Instructions to follow: Below are the records. Reproduce exactly the lines from the one containing "What data populates" through the final line, and omit any pictures.

## start Given records

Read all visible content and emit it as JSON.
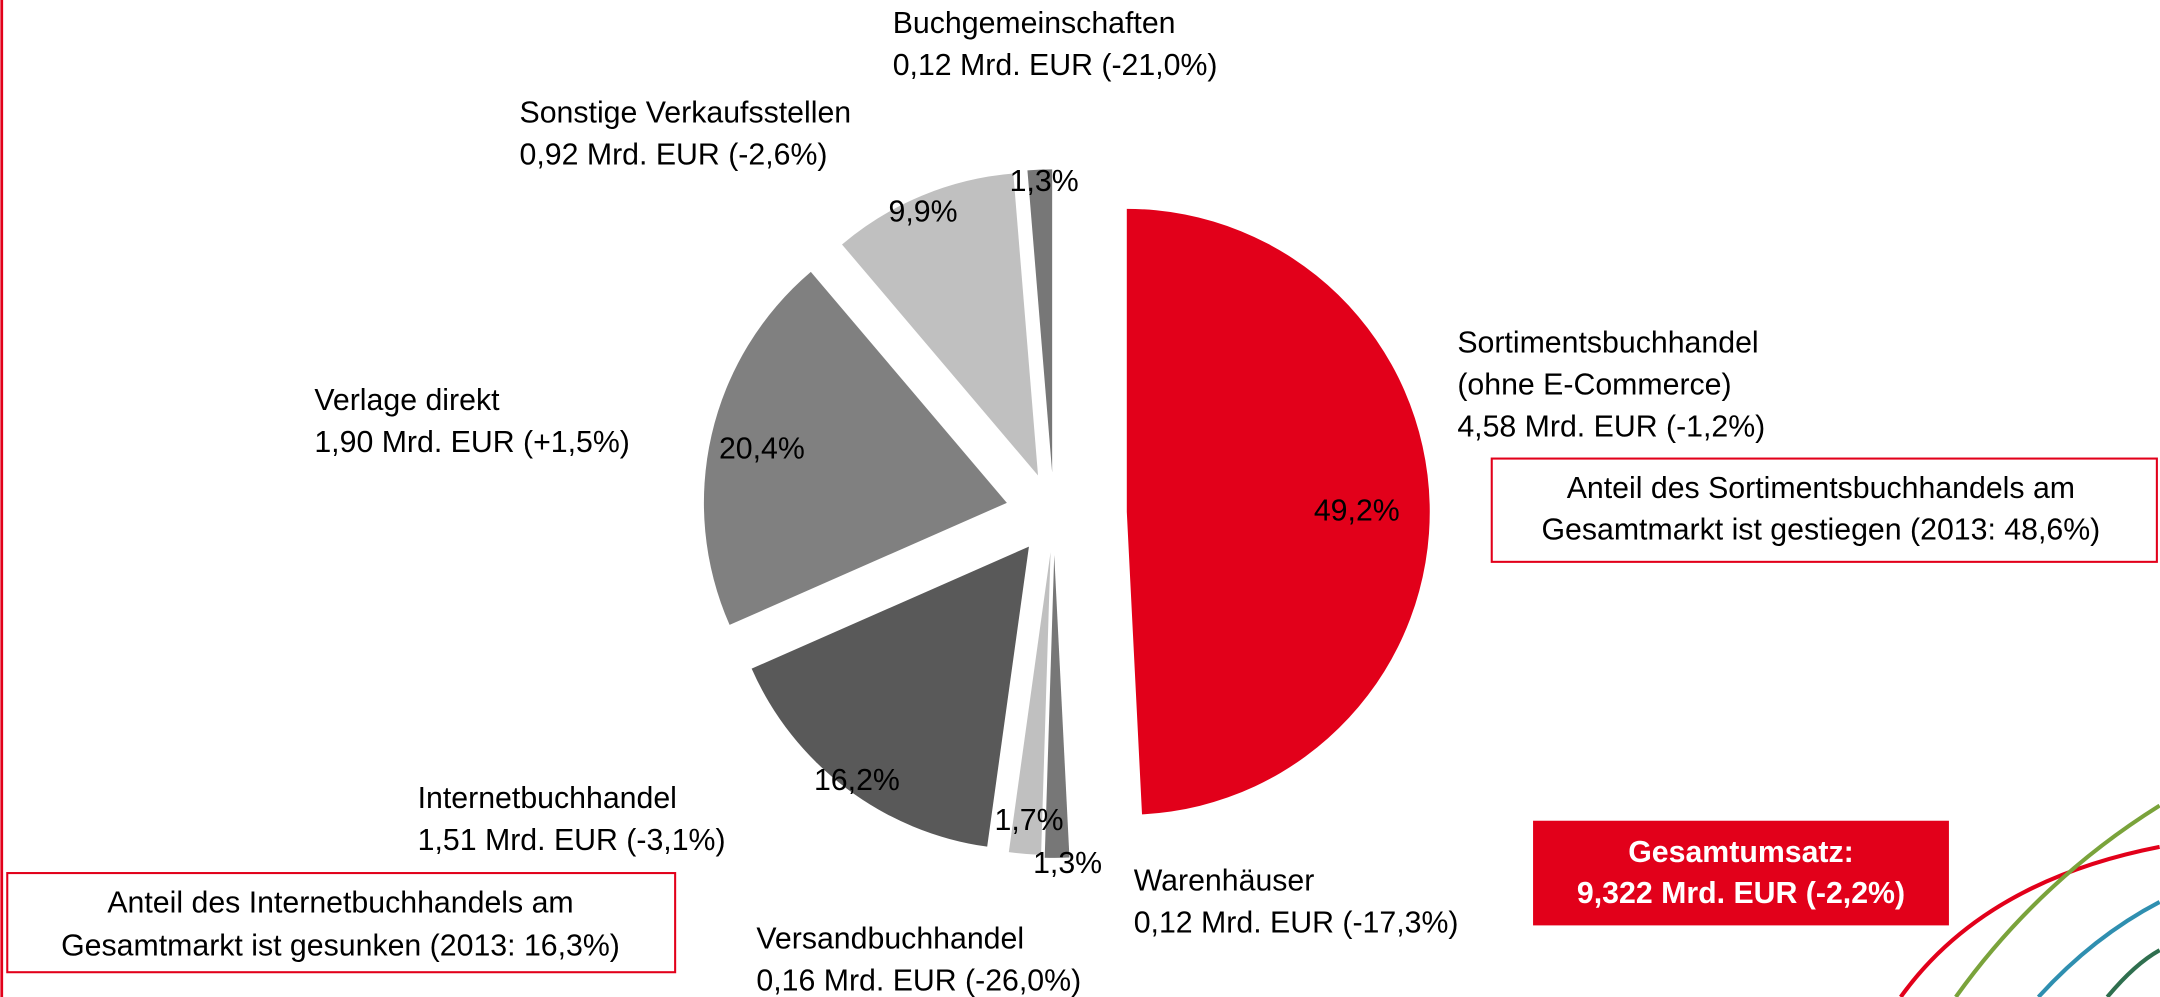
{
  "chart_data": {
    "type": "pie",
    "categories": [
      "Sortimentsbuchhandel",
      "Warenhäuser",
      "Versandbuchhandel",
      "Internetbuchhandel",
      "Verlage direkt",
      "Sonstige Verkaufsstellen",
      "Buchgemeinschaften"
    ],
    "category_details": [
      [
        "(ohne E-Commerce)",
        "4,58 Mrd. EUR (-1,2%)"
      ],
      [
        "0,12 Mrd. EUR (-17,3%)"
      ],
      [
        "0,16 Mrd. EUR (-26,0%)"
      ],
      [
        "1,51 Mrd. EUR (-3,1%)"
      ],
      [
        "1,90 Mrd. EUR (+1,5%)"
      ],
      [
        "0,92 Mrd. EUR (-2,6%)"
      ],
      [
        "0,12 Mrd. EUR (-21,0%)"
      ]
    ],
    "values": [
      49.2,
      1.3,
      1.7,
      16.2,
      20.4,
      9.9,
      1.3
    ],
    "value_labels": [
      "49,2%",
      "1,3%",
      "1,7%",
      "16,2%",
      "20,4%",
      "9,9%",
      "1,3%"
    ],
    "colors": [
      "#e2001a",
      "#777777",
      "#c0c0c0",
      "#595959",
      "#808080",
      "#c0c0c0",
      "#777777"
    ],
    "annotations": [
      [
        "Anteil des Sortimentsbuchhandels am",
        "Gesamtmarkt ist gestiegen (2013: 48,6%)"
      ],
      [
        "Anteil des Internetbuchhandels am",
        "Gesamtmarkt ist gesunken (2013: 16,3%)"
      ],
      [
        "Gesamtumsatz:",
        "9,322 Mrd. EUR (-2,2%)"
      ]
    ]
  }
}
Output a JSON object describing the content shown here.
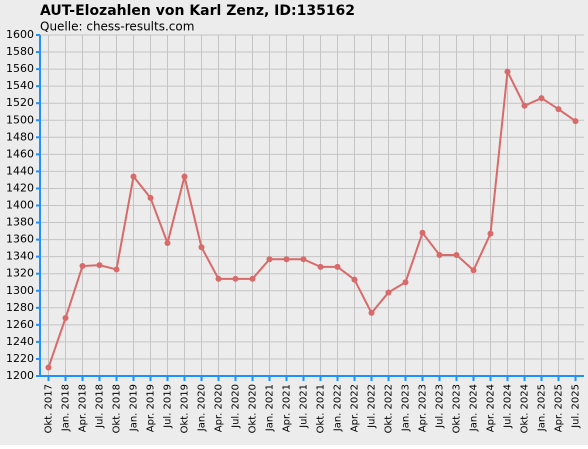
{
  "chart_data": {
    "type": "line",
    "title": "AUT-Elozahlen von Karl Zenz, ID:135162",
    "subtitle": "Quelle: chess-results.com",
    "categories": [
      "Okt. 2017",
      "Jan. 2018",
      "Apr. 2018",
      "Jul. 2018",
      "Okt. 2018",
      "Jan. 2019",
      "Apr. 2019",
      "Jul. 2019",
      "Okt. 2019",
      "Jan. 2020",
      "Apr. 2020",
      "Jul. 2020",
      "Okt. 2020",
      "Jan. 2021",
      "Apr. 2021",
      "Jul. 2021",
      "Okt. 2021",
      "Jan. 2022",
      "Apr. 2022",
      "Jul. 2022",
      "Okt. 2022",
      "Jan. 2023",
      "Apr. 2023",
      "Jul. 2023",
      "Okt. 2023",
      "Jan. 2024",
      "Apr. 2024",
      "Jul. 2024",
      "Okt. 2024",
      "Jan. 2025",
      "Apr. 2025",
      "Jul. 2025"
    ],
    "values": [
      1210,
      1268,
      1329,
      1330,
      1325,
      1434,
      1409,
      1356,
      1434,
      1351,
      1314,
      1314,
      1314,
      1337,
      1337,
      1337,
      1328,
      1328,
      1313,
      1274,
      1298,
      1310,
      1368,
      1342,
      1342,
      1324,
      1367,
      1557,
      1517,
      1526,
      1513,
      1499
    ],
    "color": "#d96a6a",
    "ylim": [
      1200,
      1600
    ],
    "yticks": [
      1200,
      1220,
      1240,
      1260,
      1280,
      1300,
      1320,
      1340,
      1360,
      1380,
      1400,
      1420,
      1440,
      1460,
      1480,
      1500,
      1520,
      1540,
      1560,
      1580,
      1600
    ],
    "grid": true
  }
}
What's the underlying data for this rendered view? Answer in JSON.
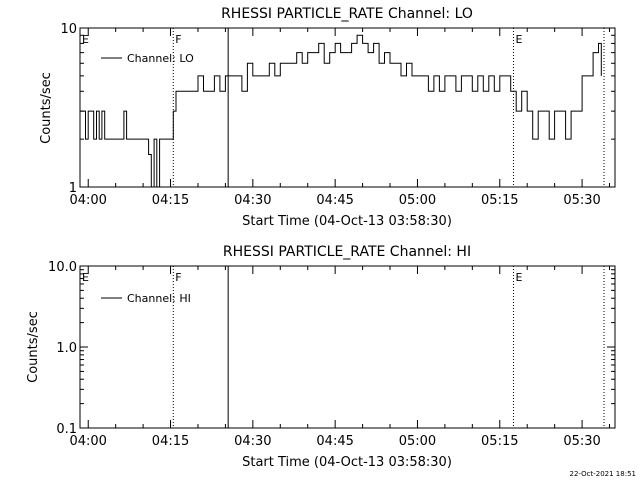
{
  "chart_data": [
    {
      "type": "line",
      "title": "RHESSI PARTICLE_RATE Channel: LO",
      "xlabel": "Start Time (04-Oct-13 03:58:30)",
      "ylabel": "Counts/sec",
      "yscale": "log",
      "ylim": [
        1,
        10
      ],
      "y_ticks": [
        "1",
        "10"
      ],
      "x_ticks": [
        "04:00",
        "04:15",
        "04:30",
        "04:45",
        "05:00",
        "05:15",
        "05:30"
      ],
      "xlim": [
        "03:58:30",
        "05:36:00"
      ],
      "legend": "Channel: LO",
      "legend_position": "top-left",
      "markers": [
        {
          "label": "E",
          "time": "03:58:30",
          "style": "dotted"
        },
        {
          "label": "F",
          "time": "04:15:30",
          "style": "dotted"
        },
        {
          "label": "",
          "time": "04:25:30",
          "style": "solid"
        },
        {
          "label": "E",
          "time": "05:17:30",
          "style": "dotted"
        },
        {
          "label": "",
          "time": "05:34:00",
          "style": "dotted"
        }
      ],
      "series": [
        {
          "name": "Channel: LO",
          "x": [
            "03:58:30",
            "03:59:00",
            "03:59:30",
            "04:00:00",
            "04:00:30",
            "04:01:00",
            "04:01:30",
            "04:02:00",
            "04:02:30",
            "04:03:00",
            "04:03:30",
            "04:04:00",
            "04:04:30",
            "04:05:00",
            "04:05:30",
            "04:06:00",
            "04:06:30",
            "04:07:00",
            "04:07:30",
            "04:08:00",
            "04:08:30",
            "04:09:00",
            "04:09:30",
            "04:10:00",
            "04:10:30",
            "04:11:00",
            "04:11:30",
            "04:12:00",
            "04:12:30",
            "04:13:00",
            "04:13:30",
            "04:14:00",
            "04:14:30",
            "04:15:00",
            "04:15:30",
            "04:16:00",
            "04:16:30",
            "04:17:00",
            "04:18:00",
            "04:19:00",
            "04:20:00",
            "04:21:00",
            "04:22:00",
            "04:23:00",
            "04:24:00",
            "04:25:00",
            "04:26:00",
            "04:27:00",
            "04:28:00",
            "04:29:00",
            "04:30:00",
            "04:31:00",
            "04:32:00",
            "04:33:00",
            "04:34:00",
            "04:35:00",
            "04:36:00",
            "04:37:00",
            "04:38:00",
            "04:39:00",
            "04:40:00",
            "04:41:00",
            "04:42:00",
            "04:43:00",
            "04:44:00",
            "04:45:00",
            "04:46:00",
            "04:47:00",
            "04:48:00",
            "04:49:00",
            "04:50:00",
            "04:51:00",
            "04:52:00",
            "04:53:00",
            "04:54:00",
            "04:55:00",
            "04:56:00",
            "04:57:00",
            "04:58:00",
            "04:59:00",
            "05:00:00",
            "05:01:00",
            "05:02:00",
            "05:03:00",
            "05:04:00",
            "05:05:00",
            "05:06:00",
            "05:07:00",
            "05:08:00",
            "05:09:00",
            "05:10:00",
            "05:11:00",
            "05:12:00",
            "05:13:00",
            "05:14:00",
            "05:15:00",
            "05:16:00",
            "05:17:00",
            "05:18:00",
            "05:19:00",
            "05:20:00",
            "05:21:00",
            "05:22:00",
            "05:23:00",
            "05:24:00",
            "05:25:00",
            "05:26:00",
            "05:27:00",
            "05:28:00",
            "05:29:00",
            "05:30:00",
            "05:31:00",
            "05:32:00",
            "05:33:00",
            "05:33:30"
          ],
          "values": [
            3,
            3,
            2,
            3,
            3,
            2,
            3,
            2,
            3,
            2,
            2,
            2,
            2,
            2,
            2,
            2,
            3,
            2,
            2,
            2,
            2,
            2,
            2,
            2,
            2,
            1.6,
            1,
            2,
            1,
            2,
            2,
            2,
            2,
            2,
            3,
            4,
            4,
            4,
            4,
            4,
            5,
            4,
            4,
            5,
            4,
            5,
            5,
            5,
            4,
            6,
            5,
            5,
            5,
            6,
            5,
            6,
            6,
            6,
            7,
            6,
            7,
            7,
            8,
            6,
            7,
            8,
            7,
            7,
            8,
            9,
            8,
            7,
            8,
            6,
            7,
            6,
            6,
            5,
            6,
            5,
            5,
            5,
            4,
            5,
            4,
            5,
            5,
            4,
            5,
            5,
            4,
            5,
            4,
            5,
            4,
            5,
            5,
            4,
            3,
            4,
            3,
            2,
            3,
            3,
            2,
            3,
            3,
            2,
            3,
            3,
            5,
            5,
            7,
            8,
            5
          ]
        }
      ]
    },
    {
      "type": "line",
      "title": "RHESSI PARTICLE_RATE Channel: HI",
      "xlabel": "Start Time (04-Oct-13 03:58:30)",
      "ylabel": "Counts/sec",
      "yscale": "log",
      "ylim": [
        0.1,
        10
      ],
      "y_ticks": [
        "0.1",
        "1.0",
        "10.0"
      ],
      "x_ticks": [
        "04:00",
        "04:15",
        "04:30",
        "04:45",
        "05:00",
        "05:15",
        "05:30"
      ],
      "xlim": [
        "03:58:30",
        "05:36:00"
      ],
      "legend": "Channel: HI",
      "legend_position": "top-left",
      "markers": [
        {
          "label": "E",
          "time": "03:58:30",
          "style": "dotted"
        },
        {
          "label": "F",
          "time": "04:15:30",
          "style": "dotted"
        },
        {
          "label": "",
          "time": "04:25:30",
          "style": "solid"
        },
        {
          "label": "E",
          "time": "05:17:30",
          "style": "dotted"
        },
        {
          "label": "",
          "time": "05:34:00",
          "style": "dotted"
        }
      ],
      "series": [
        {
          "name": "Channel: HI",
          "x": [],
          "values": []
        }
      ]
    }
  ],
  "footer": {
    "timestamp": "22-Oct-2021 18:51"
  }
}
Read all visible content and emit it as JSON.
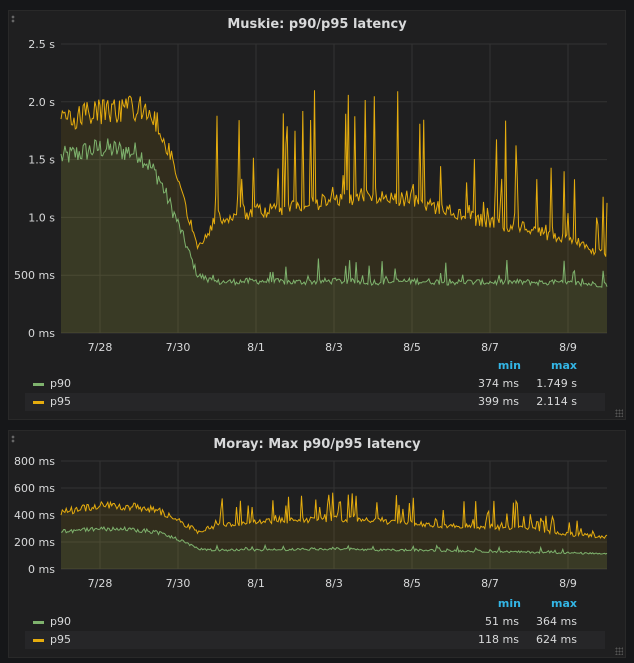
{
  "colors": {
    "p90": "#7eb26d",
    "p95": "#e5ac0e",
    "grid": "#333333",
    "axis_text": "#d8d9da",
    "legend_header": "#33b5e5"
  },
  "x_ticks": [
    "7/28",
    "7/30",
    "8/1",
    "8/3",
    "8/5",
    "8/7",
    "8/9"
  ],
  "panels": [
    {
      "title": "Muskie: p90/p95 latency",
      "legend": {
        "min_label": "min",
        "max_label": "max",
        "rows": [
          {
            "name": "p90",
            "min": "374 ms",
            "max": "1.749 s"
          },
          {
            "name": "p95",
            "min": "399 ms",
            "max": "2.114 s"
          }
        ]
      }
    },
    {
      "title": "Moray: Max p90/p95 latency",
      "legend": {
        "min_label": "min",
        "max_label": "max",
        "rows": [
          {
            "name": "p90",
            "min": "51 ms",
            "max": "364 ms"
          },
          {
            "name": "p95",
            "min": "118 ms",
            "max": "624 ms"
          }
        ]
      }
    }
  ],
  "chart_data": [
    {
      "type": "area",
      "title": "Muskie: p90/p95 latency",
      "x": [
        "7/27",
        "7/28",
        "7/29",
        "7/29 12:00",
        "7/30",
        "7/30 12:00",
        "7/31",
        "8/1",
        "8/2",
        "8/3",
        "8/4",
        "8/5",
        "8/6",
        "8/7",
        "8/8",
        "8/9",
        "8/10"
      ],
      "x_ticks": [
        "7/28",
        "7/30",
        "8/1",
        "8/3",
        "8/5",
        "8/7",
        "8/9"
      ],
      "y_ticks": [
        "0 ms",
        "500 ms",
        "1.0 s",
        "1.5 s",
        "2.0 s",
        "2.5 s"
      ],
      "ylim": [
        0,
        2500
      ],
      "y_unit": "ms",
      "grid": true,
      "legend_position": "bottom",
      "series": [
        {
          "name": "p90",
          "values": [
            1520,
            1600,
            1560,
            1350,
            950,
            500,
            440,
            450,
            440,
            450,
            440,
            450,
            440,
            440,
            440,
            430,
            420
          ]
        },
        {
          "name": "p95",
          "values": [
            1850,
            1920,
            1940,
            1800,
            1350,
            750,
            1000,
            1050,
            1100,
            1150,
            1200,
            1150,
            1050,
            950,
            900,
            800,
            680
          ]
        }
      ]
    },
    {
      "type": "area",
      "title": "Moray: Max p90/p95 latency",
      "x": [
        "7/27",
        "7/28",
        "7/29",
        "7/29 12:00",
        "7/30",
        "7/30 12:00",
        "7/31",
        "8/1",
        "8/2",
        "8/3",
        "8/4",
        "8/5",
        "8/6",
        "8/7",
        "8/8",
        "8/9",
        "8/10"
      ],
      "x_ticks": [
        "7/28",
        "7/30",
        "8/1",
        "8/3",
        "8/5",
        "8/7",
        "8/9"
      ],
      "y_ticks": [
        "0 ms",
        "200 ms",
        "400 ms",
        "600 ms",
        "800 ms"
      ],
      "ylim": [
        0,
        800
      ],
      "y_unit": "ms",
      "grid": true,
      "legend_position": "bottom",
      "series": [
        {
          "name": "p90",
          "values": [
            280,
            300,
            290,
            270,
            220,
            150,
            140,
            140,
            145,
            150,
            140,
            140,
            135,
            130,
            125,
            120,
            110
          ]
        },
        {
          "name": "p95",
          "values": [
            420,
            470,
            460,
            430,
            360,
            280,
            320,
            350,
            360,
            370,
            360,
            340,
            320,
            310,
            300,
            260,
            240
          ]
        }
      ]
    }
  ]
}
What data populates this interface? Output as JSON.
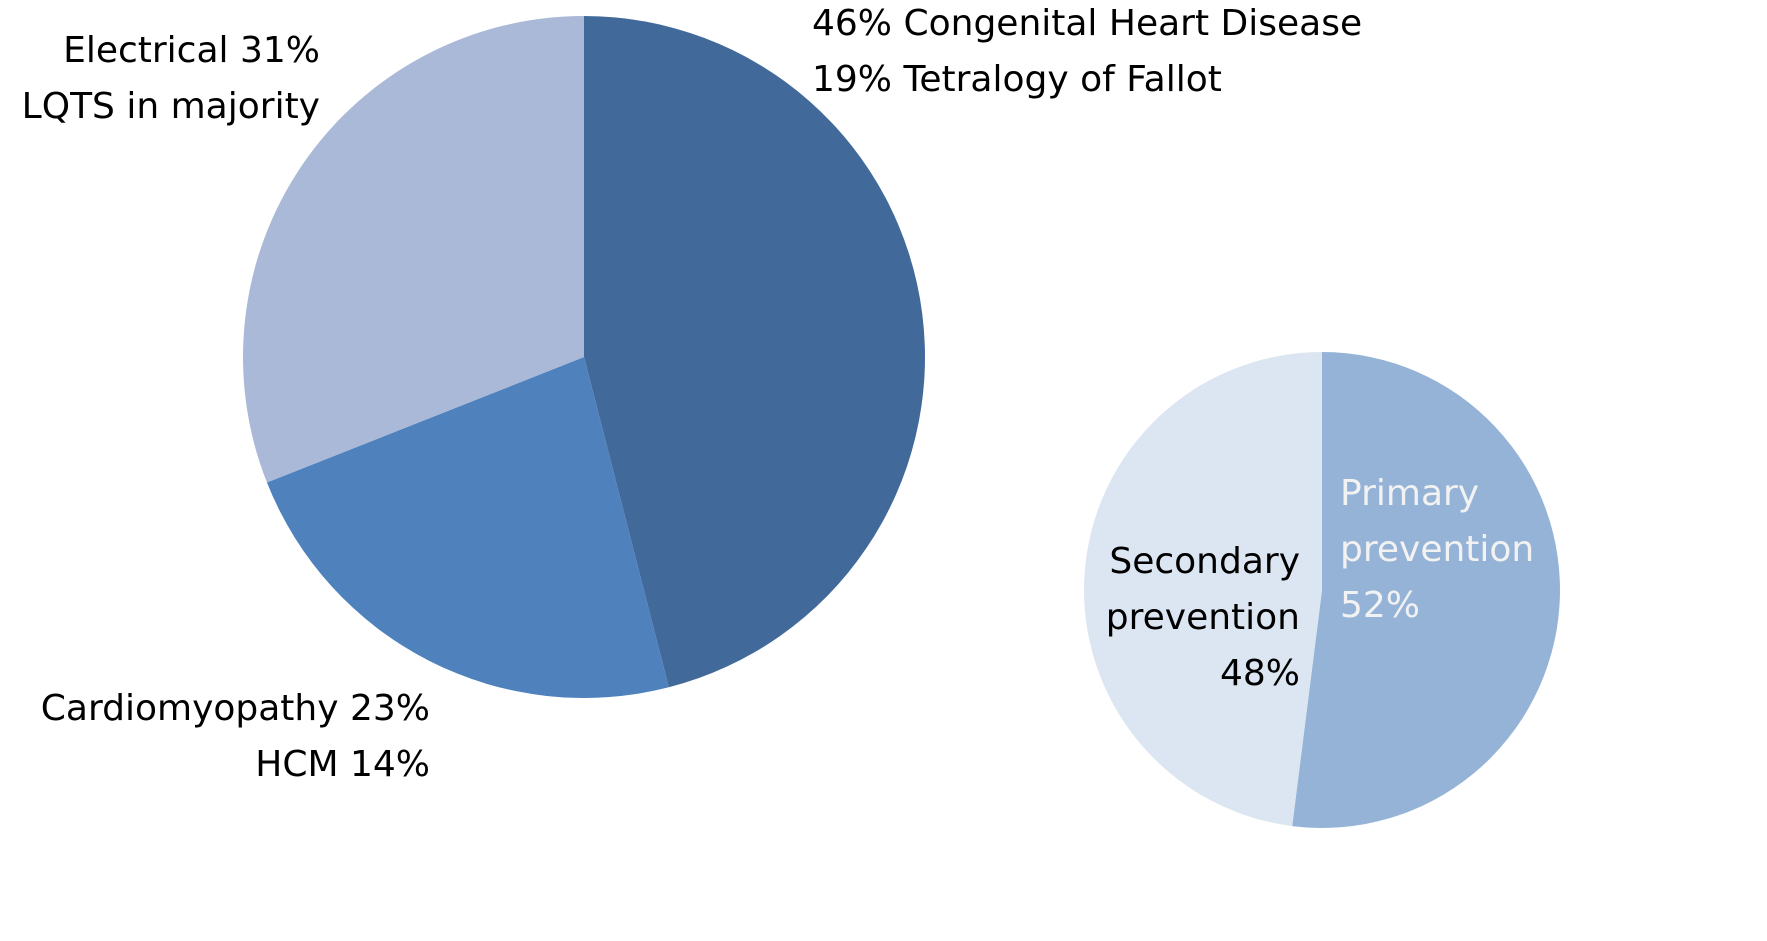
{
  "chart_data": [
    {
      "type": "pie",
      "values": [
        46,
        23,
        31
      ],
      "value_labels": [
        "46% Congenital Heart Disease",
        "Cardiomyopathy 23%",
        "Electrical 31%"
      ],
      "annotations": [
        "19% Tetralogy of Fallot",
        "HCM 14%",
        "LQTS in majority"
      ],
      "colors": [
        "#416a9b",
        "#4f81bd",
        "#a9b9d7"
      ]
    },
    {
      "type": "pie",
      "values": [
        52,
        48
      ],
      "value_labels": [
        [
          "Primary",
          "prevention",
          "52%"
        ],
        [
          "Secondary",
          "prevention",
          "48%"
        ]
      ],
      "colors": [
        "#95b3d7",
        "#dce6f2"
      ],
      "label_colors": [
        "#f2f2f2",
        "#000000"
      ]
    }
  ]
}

## end Given records

Exercise response:
What data populates this interface? Output as JSON.
{
  "chart_data": [
    {
      "type": "pie",
      "values": [
        46,
        23,
        31
      ],
      "value_labels": [
        "46% Congenital Heart Disease",
        "Cardiomyopathy 23%",
        "Electrical 31%"
      ],
      "annotations": [
        "19% Tetralogy of Fallot",
        "HCM 14%",
        "LQTS in majority"
      ],
      "colors": [
        "#416a9b",
        "#4f81bd",
        "#a9b9d7"
      ]
    },
    {
      "type": "pie",
      "values": [
        52,
        48
      ],
      "value_labels": [
        [
          "Primary",
          "prevention",
          "52%"
        ],
        [
          "Secondary",
          "prevention",
          "48%"
        ]
      ],
      "colors": [
        "#95b3d7",
        "#dce6f2"
      ],
      "label_colors": [
        "#f2f2f2",
        "#000000"
      ]
    }
  ]
}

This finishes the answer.